Task instructions
Copy all of the records below verbatim.

Excerpt from a dataset
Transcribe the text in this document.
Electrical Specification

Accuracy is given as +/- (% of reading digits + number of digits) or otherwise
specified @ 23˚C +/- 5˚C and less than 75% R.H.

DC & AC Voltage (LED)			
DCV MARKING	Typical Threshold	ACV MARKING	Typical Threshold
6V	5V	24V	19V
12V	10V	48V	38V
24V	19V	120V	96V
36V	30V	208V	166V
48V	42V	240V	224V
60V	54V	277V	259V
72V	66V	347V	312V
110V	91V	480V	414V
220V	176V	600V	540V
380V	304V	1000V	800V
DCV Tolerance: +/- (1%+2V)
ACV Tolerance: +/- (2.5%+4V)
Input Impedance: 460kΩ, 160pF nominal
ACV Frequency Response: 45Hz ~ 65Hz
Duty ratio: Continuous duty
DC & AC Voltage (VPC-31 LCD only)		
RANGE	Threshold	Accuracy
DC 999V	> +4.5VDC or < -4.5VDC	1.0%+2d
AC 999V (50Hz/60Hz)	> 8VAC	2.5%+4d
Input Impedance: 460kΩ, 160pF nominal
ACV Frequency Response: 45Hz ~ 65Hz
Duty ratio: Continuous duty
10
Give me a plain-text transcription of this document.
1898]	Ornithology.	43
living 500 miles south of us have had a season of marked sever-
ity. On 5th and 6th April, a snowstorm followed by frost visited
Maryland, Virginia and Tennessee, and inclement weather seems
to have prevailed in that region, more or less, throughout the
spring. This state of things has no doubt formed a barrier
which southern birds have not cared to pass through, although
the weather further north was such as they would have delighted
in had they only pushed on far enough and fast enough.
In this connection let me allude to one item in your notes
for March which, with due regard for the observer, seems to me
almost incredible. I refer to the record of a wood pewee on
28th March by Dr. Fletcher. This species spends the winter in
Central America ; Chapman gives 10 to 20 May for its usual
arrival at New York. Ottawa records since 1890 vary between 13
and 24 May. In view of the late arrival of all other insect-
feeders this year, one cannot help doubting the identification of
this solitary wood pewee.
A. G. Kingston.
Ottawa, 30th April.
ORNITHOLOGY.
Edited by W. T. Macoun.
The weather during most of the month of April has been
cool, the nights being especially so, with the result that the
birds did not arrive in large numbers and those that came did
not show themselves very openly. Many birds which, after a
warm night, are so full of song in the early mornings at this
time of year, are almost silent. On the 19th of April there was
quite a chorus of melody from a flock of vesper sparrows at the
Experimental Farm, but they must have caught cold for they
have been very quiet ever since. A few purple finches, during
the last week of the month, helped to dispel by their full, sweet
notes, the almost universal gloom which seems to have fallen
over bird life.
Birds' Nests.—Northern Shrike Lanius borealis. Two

Result
Transcribe the text in this document.
Electrical Specification

Accuracy is given as +/- (% of reading digits + number of digits) or otherwise
specified @ 23˚C +/- 5˚C and less than 75% R.H.

DC & AC Voltage (LED)			
DCV MARKING	Typical Threshold	ACV MARKING	Typical Threshold
6V	5V	24V	19V
12V	10V	48V	38V
24V	19V	120V	96V
36V	30V	208V	166V
48V	42V	240V	224V
60V	54V	277V	259V
72V	66V	347V	312V
110V	91V	480V	414V
220V	176V	600V	540V
380V	304V	1000V	800V
DCV Tolerance: +/- (1%+2V)
ACV Tolerance: +/- (2.5%+4V)
Input Impedance: 460kΩ, 160pF nominal
ACV Frequency Response: 45Hz ~ 65Hz
Duty ratio: Continuous duty
DC & AC Voltage (VPC-31 LCD only)		
RANGE	Threshold	Accuracy
DC 999V	> +4.5VDC or < -4.5VDC	1.0%+2d
AC 999V (50Hz/60Hz)	> 8VAC	2.5%+4d
Input Impedance: 460kΩ, 160pF nominal
ACV Frequency Response: 45Hz ~ 65Hz
Duty ratio: Continuous duty
10
Give me a plain-text transcription of this document.
1898]	Ornithology.	43
living 500 miles south of us have had a season of marked sever-
ity. On 5th and 6th April, a snowstorm followed by frost visited
Maryland, Virginia and Tennessee, and inclement weather seems
to have prevailed in that region, more or less, throughout the
spring. This state of things has no doubt formed a barrier
which southern birds have not cared to pass through, although
the weather further north was such as they would have delighted
in had they only pushed on far enough and fast enough.
In this connection let me allude to one item in your notes
for March which, with due regard for the observer, seems to me
almost incredible. I refer to the record of a wood pewee on
28th March by Dr. Fletcher. This species spends the winter in
Central America ; Chapman gives 10 to 20 May for its usual
arrival at New York. Ottawa records since 1890 vary between 13
and 24 May. In view of the late arrival of all other insect-
feeders this year, one cannot help doubting the identification of
this solitary wood pewee.
A. G. Kingston.
Ottawa, 30th April.
ORNITHOLOGY.
Edited by W. T. Macoun.
The weather during most of the month of April has been
cool, the nights being especially so, with the result that the
birds did not arrive in large numbers and those that came did
not show themselves very openly. Many birds which, after a
warm night, are so full of song in the early mornings at this
time of year, are almost silent. On the 19th of April there was
quite a chorus of melody from a flock of vesper sparrows at the
Experimental Farm, but they must have caught cold for they
have been very quiet ever since. A few purple finches, during
the last week of the month, helped to dispel by their full, sweet
notes, the almost universal gloom which seems to have fallen
over bird life.
Birds' Nests.—Northern Shrike Lanius borealis. Two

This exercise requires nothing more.